WHAT IS BEING ASKED:
Each line that holds the word "النقد" should be returned.

[Start of MATERIAL SUPPLIED]

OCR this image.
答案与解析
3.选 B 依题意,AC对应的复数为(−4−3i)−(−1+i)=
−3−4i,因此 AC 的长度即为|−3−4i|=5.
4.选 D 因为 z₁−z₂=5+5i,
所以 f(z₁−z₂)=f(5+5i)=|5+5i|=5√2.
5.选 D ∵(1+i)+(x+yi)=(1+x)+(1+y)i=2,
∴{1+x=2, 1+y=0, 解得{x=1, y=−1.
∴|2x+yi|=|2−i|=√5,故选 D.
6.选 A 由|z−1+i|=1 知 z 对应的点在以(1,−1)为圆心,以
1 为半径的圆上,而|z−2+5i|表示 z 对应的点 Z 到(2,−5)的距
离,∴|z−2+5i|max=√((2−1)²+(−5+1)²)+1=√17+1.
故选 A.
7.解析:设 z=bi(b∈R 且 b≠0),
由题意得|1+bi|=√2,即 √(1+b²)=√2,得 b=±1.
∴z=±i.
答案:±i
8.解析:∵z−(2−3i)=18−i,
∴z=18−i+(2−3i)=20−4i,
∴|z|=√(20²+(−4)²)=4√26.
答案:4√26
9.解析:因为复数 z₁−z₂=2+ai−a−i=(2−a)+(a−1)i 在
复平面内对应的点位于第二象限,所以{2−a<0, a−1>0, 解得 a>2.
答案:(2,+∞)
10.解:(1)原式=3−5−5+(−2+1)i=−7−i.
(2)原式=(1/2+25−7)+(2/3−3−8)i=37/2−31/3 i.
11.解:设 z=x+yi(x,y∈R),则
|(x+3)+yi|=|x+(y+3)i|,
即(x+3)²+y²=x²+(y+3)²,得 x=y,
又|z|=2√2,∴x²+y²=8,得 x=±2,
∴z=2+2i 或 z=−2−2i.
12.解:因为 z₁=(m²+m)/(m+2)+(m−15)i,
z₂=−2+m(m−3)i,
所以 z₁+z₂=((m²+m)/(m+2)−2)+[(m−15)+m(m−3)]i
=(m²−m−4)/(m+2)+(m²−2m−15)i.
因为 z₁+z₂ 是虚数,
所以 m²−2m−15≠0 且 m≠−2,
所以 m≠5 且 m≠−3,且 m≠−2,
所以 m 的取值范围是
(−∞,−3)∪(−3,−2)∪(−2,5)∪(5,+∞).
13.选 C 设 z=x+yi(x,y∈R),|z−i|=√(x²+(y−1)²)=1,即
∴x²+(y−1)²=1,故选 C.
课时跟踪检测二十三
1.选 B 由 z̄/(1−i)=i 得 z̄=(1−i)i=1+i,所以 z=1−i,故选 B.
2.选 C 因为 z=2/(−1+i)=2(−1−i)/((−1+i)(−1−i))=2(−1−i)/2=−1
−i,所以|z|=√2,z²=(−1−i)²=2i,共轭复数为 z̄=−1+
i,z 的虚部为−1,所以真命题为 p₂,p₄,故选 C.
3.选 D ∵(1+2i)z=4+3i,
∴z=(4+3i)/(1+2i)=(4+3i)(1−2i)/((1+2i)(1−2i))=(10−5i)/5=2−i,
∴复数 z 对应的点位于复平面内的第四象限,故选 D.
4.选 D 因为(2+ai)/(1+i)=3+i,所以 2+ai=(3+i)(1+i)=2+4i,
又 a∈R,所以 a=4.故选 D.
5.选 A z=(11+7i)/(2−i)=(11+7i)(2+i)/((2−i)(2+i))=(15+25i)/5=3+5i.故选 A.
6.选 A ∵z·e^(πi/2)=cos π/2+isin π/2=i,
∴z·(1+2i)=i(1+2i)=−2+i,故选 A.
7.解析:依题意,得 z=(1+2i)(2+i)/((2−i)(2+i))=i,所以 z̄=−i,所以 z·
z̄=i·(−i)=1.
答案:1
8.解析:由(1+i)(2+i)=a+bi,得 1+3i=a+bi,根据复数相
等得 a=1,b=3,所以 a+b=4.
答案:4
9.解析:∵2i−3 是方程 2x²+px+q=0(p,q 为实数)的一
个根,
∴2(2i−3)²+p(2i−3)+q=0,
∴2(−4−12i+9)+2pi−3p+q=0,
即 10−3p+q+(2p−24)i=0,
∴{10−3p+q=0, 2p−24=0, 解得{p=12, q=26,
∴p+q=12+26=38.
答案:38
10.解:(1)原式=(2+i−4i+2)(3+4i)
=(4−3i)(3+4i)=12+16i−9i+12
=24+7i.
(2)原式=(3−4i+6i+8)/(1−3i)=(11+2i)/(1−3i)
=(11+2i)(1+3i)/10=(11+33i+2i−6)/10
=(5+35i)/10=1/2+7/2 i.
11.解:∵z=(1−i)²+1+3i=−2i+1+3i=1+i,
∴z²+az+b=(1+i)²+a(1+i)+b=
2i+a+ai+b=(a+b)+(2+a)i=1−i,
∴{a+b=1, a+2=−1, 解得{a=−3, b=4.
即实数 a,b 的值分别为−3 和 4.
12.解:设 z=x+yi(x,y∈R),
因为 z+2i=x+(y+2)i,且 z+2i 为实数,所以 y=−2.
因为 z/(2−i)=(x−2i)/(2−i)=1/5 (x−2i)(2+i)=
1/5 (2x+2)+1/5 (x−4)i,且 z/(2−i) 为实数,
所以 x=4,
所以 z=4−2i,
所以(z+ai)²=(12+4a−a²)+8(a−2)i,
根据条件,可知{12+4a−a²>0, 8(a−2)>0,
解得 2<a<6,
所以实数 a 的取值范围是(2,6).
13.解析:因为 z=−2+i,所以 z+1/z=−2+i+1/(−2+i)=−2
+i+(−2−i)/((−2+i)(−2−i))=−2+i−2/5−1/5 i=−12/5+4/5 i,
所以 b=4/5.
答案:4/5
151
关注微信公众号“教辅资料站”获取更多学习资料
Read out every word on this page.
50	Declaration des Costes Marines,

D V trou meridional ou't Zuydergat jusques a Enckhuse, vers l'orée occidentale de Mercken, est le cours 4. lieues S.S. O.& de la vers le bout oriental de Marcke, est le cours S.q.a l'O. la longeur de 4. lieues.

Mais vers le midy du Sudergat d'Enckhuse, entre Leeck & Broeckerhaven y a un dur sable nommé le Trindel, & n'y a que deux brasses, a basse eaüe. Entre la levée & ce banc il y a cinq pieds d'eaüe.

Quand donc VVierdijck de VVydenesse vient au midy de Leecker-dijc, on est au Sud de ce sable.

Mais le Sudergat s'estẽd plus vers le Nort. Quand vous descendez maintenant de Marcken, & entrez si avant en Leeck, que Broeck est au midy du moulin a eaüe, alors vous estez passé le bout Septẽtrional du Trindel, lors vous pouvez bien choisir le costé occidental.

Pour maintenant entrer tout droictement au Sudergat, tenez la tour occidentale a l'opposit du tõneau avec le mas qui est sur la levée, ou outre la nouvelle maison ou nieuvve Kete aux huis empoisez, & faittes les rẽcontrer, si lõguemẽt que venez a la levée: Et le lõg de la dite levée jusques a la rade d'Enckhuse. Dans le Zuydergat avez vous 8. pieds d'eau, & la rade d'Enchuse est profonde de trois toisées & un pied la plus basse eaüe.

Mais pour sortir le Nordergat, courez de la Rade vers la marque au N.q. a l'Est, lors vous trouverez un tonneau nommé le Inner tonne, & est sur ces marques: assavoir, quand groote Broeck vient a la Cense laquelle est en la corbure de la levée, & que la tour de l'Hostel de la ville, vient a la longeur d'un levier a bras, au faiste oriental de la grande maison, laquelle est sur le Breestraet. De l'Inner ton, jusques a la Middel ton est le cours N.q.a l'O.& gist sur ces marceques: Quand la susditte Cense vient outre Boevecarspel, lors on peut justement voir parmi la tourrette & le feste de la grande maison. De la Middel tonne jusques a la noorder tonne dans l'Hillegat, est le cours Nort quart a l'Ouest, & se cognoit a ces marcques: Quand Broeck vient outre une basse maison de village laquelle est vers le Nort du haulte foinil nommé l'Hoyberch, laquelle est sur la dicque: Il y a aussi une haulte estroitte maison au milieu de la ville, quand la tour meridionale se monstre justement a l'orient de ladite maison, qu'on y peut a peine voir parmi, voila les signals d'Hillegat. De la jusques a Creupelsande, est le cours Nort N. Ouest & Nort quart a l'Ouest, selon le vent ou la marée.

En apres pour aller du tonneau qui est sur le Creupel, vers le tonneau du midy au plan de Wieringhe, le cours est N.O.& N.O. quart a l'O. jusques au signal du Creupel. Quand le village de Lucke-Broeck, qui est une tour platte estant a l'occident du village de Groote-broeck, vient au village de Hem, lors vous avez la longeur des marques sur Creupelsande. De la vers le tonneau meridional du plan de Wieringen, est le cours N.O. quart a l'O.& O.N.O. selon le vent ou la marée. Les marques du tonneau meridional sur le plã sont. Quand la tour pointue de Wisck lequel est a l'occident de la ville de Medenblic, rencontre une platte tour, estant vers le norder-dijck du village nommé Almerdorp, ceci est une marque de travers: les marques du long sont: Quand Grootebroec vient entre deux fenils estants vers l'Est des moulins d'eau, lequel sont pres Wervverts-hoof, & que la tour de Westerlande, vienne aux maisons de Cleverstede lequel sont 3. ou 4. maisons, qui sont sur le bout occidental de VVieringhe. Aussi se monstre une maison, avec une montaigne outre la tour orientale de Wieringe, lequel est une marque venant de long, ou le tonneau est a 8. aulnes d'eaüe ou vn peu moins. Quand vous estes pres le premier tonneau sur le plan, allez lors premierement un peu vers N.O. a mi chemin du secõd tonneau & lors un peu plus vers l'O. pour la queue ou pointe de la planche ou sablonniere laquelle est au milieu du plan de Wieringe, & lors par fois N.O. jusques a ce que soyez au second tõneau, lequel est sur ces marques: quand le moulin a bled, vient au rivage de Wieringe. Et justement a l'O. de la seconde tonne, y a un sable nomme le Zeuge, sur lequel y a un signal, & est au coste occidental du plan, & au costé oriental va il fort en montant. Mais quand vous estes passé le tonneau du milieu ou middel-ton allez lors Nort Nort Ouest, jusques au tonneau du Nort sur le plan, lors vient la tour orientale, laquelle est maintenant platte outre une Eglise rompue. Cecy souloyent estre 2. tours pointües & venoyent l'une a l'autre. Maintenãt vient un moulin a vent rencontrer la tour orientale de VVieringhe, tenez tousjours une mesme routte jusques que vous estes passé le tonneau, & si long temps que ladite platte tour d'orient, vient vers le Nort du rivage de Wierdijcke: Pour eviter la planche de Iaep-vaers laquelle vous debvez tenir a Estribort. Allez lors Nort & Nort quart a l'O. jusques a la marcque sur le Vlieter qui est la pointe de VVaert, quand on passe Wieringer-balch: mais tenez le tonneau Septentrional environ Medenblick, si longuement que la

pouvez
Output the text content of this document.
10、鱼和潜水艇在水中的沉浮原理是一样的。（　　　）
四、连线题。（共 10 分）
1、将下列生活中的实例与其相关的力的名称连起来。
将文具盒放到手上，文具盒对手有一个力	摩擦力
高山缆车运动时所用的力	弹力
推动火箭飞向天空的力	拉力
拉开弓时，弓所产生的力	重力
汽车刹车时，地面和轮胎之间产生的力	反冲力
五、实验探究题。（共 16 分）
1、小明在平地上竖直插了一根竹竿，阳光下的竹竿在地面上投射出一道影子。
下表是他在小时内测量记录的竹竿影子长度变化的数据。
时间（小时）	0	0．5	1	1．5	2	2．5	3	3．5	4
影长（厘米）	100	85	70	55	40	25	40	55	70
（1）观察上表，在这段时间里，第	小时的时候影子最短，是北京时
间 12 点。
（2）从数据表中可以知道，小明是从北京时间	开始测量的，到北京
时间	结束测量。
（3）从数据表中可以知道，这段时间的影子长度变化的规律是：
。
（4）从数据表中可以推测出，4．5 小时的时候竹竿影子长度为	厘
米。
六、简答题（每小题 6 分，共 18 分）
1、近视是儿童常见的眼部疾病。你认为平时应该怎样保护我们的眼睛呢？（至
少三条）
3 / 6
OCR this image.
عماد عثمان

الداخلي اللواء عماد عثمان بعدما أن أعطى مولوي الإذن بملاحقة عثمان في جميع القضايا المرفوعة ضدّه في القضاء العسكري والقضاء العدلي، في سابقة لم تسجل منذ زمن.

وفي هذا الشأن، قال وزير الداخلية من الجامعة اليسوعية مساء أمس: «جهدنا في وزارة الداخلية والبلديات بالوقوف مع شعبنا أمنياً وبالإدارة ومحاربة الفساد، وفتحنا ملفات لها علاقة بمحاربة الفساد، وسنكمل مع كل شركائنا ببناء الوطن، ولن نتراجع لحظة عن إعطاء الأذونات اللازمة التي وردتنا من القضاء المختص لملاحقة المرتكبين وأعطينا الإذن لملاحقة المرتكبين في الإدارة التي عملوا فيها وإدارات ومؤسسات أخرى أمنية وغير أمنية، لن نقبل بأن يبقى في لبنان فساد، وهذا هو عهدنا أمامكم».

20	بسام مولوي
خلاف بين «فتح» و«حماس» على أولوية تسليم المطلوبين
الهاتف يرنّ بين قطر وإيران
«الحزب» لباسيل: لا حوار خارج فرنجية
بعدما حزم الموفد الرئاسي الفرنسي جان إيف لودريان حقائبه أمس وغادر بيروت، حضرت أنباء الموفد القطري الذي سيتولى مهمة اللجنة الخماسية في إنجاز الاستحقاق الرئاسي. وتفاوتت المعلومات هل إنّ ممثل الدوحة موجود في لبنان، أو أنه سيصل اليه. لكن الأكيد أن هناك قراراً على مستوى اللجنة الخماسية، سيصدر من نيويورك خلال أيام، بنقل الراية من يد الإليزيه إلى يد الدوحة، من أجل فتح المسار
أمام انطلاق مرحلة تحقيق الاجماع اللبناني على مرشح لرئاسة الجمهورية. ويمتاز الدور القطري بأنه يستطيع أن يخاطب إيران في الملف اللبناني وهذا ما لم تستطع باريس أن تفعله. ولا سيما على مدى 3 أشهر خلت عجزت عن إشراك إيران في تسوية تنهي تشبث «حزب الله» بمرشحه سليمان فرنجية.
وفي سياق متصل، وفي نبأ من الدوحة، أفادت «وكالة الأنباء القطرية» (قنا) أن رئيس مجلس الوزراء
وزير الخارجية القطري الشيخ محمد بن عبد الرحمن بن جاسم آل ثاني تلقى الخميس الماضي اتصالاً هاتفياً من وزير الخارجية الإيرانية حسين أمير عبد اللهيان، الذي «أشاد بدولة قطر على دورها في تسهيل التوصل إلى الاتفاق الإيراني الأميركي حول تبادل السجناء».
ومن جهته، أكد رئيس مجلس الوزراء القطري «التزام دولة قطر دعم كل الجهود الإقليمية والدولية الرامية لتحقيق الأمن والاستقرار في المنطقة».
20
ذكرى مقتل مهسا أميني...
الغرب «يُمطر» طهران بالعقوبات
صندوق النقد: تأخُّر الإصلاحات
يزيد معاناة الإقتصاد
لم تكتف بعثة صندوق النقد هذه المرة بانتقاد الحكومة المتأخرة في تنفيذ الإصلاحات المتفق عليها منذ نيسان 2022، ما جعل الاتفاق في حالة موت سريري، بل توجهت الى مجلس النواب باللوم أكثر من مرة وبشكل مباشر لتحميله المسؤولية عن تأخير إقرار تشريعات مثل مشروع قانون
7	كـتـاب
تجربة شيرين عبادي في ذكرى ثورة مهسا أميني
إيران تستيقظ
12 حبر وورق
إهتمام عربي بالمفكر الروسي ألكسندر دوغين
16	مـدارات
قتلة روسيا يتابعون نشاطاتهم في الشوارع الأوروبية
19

[End of MATERIAL SUPPLIED]

ANSWER TO THIS TASK:
صندوق النقد: تأخُّر الإصلاحات
لم تكتف بعثة صندوق النقد هذه المرة بانتقاد الحكومة المتأخرة في تنفيذ الإصلاحات المتفق عليها منذ نيسان 2022، ما جعل الاتفاق في حالة موت سريري، بل توجهت الى مجلس النواب باللوم أكثر من مرة وبشكل مباشر لتحميله المسؤولية عن تأخير إقرار تشريعات مثل مشروع قانون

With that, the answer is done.